◆ Problem requirements: In the material below, count the lines with the word "rubber" and state that number only.

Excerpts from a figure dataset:
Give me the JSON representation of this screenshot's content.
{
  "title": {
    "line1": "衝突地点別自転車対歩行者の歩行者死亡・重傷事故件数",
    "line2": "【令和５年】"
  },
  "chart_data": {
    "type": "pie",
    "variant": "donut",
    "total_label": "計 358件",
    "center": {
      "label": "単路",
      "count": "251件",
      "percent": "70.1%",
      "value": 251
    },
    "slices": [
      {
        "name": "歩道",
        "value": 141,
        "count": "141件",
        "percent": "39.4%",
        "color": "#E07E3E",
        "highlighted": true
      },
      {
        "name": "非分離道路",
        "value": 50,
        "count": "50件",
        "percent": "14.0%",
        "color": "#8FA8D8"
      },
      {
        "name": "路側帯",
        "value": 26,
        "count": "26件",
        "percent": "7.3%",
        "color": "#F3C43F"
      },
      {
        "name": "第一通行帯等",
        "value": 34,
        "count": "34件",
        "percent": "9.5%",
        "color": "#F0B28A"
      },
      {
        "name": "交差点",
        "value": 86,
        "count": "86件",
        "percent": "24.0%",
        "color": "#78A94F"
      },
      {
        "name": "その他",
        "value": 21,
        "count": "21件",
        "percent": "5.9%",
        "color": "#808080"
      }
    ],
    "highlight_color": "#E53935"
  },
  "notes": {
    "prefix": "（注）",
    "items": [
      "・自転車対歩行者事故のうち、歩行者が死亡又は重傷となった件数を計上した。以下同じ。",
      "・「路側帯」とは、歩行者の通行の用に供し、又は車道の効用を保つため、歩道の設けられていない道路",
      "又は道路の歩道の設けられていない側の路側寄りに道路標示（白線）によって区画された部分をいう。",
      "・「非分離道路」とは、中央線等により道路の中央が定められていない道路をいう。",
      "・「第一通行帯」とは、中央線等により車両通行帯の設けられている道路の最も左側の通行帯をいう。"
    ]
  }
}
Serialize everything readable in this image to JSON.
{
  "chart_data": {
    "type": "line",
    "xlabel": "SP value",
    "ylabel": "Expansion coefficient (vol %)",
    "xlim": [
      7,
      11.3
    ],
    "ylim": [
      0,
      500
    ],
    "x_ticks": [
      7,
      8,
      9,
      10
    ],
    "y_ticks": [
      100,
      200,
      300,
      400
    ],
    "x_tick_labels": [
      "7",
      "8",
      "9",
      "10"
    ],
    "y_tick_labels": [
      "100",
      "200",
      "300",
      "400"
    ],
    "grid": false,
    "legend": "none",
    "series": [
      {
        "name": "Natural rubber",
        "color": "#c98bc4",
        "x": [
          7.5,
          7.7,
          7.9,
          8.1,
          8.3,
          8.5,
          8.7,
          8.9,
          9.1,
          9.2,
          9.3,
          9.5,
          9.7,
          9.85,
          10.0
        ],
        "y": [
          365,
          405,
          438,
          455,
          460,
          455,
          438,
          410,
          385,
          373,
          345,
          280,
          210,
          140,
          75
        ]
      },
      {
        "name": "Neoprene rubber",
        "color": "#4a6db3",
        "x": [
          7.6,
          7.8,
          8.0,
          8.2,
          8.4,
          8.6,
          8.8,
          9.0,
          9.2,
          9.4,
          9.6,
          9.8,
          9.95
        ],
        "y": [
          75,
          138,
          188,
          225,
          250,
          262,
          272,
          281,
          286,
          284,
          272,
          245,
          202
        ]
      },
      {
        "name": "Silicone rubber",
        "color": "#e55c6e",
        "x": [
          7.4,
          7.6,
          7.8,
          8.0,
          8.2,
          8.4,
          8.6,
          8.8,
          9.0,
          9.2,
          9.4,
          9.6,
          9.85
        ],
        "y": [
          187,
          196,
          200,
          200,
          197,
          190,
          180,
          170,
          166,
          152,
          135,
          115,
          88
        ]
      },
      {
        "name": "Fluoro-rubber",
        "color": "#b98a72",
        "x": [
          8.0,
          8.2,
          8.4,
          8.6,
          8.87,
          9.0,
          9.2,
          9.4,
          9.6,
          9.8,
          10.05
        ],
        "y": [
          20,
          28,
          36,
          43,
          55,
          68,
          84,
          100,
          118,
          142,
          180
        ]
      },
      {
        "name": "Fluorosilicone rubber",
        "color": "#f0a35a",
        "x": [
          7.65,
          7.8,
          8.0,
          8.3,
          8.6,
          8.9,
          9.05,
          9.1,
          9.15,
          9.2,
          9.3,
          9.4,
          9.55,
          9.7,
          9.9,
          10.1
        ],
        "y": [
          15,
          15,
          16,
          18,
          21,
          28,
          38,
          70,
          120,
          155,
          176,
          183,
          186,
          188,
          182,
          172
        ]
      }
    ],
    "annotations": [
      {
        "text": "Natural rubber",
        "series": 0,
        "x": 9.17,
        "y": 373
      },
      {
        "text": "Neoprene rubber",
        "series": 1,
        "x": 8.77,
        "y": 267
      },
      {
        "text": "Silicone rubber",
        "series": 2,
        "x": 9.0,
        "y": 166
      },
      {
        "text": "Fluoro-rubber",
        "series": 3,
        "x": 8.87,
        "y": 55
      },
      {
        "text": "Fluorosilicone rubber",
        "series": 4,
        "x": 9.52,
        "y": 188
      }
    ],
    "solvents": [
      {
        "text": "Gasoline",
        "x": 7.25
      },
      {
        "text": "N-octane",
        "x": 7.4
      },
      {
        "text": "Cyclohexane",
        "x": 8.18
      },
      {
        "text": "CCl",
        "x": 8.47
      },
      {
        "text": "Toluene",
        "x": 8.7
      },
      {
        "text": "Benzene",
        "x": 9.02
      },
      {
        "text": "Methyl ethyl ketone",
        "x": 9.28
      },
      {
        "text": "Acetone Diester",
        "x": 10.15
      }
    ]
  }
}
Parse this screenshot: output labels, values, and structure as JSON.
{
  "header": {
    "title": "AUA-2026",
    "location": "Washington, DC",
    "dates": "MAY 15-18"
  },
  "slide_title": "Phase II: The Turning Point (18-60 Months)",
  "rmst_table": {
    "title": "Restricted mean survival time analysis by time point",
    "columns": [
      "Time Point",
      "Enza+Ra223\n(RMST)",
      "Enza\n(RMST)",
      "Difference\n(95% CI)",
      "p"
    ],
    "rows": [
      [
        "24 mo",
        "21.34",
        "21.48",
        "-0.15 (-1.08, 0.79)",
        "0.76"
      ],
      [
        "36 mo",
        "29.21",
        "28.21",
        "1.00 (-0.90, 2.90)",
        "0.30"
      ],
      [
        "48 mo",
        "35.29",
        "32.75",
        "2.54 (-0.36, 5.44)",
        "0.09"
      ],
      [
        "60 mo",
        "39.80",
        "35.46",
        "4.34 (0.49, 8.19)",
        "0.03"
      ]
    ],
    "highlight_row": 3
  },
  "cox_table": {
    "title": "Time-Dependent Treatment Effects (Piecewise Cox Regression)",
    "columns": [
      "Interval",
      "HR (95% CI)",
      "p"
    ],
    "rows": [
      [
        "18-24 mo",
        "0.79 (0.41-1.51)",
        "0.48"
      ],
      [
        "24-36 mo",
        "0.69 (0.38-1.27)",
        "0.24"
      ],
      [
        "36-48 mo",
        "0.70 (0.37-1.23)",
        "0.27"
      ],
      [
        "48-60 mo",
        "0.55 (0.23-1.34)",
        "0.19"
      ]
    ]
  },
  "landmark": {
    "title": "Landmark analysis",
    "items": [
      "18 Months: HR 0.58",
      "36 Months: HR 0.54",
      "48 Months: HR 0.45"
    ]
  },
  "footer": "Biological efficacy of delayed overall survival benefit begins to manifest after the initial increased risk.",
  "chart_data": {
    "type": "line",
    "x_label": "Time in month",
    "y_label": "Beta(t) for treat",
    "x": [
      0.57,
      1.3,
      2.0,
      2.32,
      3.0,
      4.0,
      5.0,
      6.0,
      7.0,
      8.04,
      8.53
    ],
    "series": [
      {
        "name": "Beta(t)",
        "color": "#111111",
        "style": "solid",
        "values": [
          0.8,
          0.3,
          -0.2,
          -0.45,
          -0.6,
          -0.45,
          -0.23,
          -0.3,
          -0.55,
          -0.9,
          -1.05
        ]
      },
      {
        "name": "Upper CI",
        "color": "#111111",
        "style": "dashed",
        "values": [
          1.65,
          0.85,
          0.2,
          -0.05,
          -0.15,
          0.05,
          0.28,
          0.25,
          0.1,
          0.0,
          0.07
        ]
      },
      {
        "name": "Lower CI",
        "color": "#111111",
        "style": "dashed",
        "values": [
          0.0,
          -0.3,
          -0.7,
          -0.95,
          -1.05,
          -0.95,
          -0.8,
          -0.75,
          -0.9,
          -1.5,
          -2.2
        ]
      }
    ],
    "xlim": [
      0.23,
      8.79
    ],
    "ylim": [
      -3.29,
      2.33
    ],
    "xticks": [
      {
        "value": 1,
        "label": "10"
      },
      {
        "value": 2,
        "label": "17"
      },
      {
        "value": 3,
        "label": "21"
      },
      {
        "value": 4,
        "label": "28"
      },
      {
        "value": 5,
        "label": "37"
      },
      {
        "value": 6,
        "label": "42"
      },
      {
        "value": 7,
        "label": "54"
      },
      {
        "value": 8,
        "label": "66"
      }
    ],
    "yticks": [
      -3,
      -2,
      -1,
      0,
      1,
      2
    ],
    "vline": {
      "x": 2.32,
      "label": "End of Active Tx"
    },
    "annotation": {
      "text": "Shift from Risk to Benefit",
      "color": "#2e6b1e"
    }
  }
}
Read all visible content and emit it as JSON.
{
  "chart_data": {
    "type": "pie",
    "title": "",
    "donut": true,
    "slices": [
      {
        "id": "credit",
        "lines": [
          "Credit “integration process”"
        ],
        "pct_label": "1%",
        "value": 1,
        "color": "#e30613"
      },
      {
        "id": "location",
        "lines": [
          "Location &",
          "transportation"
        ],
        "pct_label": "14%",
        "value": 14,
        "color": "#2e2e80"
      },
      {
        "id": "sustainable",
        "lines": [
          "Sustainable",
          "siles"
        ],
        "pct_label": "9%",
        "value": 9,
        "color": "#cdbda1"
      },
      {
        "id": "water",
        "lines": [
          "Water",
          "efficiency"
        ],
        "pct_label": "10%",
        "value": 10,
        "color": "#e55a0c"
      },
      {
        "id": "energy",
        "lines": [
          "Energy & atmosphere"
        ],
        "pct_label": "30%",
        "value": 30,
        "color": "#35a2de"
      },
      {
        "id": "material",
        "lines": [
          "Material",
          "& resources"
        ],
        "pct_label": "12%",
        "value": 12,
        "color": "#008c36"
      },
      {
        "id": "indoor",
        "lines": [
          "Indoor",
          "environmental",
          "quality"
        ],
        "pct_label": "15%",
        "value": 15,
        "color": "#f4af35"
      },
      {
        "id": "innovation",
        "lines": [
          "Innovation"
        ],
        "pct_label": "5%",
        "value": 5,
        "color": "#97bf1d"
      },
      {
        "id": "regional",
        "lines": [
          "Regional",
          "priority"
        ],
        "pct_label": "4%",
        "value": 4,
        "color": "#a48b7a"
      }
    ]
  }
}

◆ Final result: 10